**GIVEN INSTRUCTION:**
The records below hold pictures; please leave those out and retype the rest exactly.

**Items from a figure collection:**
━━━━━━━━━━━━━━━━

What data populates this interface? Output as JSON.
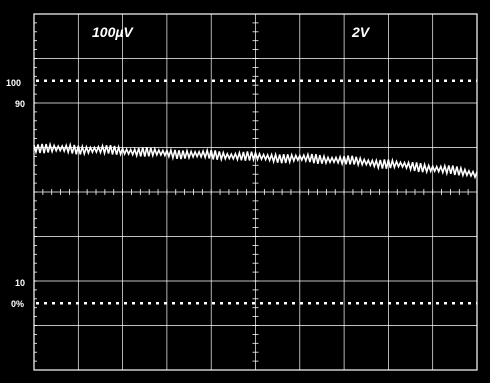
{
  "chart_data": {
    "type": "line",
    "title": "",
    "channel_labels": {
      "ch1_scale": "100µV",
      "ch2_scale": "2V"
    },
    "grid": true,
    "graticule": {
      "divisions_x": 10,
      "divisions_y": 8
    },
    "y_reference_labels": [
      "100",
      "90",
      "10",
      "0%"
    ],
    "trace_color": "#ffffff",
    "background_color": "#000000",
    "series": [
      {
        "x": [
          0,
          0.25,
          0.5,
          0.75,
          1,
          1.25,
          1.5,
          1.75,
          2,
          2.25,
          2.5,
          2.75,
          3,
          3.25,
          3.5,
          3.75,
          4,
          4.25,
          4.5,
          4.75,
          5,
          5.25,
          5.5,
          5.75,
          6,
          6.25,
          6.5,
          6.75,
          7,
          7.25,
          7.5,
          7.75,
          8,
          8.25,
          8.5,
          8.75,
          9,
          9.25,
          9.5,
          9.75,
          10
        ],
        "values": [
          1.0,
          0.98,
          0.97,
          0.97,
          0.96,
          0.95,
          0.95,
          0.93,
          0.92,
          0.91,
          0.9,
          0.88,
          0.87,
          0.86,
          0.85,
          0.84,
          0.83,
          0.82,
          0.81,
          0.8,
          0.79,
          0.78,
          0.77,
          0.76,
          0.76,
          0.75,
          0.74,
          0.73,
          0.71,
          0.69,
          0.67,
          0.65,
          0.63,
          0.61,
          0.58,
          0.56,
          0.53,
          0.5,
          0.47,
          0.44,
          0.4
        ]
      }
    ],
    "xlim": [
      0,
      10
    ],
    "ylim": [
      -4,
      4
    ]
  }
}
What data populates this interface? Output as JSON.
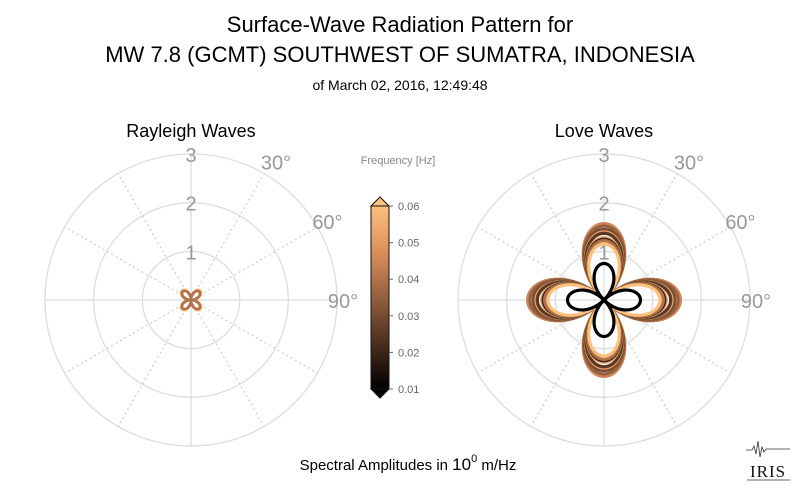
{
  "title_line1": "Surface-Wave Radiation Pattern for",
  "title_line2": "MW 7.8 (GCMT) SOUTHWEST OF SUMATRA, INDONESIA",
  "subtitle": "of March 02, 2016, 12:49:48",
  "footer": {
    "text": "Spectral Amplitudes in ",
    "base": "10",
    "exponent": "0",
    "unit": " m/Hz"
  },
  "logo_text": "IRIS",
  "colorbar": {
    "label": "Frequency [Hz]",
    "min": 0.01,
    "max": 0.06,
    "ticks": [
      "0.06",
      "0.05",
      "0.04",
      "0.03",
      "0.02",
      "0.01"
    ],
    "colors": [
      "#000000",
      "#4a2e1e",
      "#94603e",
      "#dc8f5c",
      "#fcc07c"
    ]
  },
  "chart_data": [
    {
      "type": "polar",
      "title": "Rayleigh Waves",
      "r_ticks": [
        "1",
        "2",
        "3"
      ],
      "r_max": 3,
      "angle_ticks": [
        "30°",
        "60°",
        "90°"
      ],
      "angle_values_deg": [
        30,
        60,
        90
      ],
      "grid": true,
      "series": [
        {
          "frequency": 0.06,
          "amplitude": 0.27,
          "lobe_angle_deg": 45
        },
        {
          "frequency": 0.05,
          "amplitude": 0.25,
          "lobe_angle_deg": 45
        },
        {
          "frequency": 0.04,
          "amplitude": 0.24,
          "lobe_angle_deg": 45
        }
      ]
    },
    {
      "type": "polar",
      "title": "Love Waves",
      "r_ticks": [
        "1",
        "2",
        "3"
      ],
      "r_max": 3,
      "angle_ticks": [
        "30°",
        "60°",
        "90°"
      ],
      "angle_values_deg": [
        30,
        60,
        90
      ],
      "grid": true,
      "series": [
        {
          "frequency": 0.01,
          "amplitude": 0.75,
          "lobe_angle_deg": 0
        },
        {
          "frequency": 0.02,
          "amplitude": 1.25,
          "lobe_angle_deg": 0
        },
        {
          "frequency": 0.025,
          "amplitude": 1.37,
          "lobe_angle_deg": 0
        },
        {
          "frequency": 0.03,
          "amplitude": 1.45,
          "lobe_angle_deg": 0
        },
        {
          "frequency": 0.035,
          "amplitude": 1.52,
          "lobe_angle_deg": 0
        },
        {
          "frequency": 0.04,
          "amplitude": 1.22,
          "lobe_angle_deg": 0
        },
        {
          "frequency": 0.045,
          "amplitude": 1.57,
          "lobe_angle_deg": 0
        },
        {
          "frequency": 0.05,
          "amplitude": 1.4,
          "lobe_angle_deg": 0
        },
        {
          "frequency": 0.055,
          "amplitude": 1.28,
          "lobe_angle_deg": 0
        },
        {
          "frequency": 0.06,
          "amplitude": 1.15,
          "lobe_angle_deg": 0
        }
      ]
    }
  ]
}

━━━━━━━━━━━━━━━━

**EXERCISE RESPONSE:**
What data populates this interface? Output as JSON.
{
  "chart_data": {
    "type": "line",
    "title": "",
    "channel_labels": {
      "ch1_scale": "100µV",
      "ch2_scale": "2V"
    },
    "grid": true,
    "graticule": {
      "divisions_x": 10,
      "divisions_y": 8
    },
    "y_reference_labels": [
      "100",
      "90",
      "10",
      "0%"
    ],
    "trace_color": "#ffffff",
    "background_color": "#000000",
    "series": [
      {
        "x": [
          0,
          0.25,
          0.5,
          0.75,
          1,
          1.25,
          1.5,
          1.75,
          2,
          2.25,
          2.5,
          2.75,
          3,
          3.25,
          3.5,
          3.75,
          4,
          4.25,
          4.5,
          4.75,
          5,
          5.25,
          5.5,
          5.75,
          6,
          6.25,
          6.5,
          6.75,
          7,
          7.25,
          7.5,
          7.75,
          8,
          8.25,
          8.5,
          8.75,
          9,
          9.25,
          9.5,
          9.75,
          10
        ],
        "values": [
          1.0,
          0.98,
          0.97,
          0.97,
          0.96,
          0.95,
          0.95,
          0.93,
          0.92,
          0.91,
          0.9,
          0.88,
          0.87,
          0.86,
          0.85,
          0.84,
          0.83,
          0.82,
          0.81,
          0.8,
          0.79,
          0.78,
          0.77,
          0.76,
          0.76,
          0.75,
          0.74,
          0.73,
          0.71,
          0.69,
          0.67,
          0.65,
          0.63,
          0.61,
          0.58,
          0.56,
          0.53,
          0.5,
          0.47,
          0.44,
          0.4
        ]
      }
    ],
    "xlim": [
      0,
      10
    ],
    "ylim": [
      -4,
      4
    ]
  }
}
What data populates this interface? Output as JSON.
{
  "title_line1": "Surface-Wave Radiation Pattern for",
  "title_line2": "MW 7.8 (GCMT) SOUTHWEST OF SUMATRA, INDONESIA",
  "subtitle": "of March 02, 2016, 12:49:48",
  "footer": {
    "text": "Spectral Amplitudes in ",
    "base": "10",
    "exponent": "0",
    "unit": " m/Hz"
  },
  "logo_text": "IRIS",
  "colorbar": {
    "label": "Frequency [Hz]",
    "min": 0.01,
    "max": 0.06,
    "ticks": [
      "0.06",
      "0.05",
      "0.04",
      "0.03",
      "0.02",
      "0.01"
    ],
    "colors": [
      "#000000",
      "#4a2e1e",
      "#94603e",
      "#dc8f5c",
      "#fcc07c"
    ]
  },
  "chart_data": [
    {
      "type": "polar",
      "title": "Rayleigh Waves",
      "r_ticks": [
        "1",
        "2",
        "3"
      ],
      "r_max": 3,
      "angle_ticks": [
        "30°",
        "60°",
        "90°"
      ],
      "angle_values_deg": [
        30,
        60,
        90
      ],
      "grid": true,
      "series": [
        {
          "frequency": 0.06,
          "amplitude": 0.27,
          "lobe_angle_deg": 45
        },
        {
          "frequency": 0.05,
          "amplitude": 0.25,
          "lobe_angle_deg": 45
        },
        {
          "frequency": 0.04,
          "amplitude": 0.24,
          "lobe_angle_deg": 45
        }
      ]
    },
    {
      "type": "polar",
      "title": "Love Waves",
      "r_ticks": [
        "1",
        "2",
        "3"
      ],
      "r_max": 3,
      "angle_ticks": [
        "30°",
        "60°",
        "90°"
      ],
      "angle_values_deg": [
        30,
        60,
        90
      ],
      "grid": true,
      "series": [
        {
          "frequency": 0.01,
          "amplitude": 0.75,
          "lobe_angle_deg": 0
        },
        {
          "frequency": 0.02,
          "amplitude": 1.25,
          "lobe_angle_deg": 0
        },
        {
          "frequency": 0.025,
          "amplitude": 1.37,
          "lobe_angle_deg": 0
        },
        {
          "frequency": 0.03,
          "amplitude": 1.45,
          "lobe_angle_deg": 0
        },
        {
          "frequency": 0.035,
          "amplitude": 1.52,
          "lobe_angle_deg": 0
        },
        {
          "frequency": 0.04,
          "amplitude": 1.22,
          "lobe_angle_deg": 0
        },
        {
          "frequency": 0.045,
          "amplitude": 1.57,
          "lobe_angle_deg": 0
        },
        {
          "frequency": 0.05,
          "amplitude": 1.4,
          "lobe_angle_deg": 0
        },
        {
          "frequency": 0.055,
          "amplitude": 1.28,
          "lobe_angle_deg": 0
        },
        {
          "frequency": 0.06,
          "amplitude": 1.15,
          "lobe_angle_deg": 0
        }
      ]
    }
  ]
}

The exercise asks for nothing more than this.